→ DATA
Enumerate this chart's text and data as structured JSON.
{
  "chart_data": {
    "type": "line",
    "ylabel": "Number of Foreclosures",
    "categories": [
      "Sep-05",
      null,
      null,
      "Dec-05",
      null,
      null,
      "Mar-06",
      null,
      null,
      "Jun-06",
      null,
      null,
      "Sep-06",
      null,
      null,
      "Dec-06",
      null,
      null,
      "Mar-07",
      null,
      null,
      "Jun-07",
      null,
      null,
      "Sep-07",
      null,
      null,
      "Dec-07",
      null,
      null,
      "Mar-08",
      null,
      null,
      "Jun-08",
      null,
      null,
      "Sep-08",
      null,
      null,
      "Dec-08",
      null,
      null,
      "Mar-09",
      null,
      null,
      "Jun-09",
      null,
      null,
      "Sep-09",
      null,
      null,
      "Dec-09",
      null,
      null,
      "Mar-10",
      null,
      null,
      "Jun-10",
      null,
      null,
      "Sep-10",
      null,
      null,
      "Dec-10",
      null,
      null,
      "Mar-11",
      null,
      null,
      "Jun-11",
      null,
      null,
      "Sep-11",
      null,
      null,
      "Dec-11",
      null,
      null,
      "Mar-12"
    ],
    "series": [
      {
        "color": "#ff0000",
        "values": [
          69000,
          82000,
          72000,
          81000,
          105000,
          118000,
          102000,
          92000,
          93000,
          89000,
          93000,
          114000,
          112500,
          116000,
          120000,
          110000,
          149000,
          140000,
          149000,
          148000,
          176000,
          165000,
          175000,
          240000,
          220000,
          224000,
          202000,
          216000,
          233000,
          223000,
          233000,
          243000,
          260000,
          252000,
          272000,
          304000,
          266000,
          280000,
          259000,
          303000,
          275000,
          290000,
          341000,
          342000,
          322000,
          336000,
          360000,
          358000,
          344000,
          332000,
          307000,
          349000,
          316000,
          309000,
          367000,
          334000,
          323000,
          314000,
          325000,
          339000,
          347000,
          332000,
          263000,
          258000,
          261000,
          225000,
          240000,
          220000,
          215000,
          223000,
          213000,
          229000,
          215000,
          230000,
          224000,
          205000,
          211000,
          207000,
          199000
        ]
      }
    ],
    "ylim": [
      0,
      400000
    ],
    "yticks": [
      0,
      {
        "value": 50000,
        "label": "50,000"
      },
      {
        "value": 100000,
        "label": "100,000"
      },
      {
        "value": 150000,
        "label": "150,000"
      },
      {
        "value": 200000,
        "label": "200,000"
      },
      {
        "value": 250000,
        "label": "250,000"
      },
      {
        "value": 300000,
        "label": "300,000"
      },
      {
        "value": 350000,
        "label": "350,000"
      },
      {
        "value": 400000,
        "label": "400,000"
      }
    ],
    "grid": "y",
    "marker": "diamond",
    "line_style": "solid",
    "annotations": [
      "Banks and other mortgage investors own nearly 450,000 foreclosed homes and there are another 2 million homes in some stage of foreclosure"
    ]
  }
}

→ PROBLEM TO WORK ON
Extract the full set of entries word for word.

→ TASK ANSWER
Enumerate this chart's text and data as structured JSON.
{
  "chart_data": {
    "type": "line",
    "ylabel": "Number of Foreclosures",
    "categories": [
      "Sep-05",
      null,
      null,
      "Dec-05",
      null,
      null,
      "Mar-06",
      null,
      null,
      "Jun-06",
      null,
      null,
      "Sep-06",
      null,
      null,
      "Dec-06",
      null,
      null,
      "Mar-07",
      null,
      null,
      "Jun-07",
      null,
      null,
      "Sep-07",
      null,
      null,
      "Dec-07",
      null,
      null,
      "Mar-08",
      null,
      null,
      "Jun-08",
      null,
      null,
      "Sep-08",
      null,
      null,
      "Dec-08",
      null,
      null,
      "Mar-09",
      null,
      null,
      "Jun-09",
      null,
      null,
      "Sep-09",
      null,
      null,
      "Dec-09",
      null,
      null,
      "Mar-10",
      null,
      null,
      "Jun-10",
      null,
      null,
      "Sep-10",
      null,
      null,
      "Dec-10",
      null,
      null,
      "Mar-11",
      null,
      null,
      "Jun-11",
      null,
      null,
      "Sep-11",
      null,
      null,
      "Dec-11",
      null,
      null,
      "Mar-12"
    ],
    "series": [
      {
        "color": "#ff0000",
        "values": [
          69000,
          82000,
          72000,
          81000,
          105000,
          118000,
          102000,
          92000,
          93000,
          89000,
          93000,
          114000,
          112500,
          116000,
          120000,
          110000,
          149000,
          140000,
          149000,
          148000,
          176000,
          165000,
          175000,
          240000,
          220000,
          224000,
          202000,
          216000,
          233000,
          223000,
          233000,
          243000,
          260000,
          252000,
          272000,
          304000,
          266000,
          280000,
          259000,
          303000,
          275000,
          290000,
          341000,
          342000,
          322000,
          336000,
          360000,
          358000,
          344000,
          332000,
          307000,
          349000,
          316000,
          309000,
          367000,
          334000,
          323000,
          314000,
          325000,
          339000,
          347000,
          332000,
          263000,
          258000,
          261000,
          225000,
          240000,
          220000,
          215000,
          223000,
          213000,
          229000,
          215000,
          230000,
          224000,
          205000,
          211000,
          207000,
          199000
        ]
      }
    ],
    "ylim": [
      0,
      400000
    ],
    "yticks": [
      0,
      {
        "value": 50000,
        "label": "50,000"
      },
      {
        "value": 100000,
        "label": "100,000"
      },
      {
        "value": 150000,
        "label": "150,000"
      },
      {
        "value": 200000,
        "label": "200,000"
      },
      {
        "value": 250000,
        "label": "250,000"
      },
      {
        "value": 300000,
        "label": "300,000"
      },
      {
        "value": 350000,
        "label": "350,000"
      },
      {
        "value": 400000,
        "label": "400,000"
      }
    ],
    "grid": "y",
    "marker": "diamond",
    "line_style": "solid",
    "annotations": [
      "Banks and other mortgage investors own nearly 450,000 foreclosed homes and there are another 2 million homes in some stage of foreclosure"
    ]
  }
}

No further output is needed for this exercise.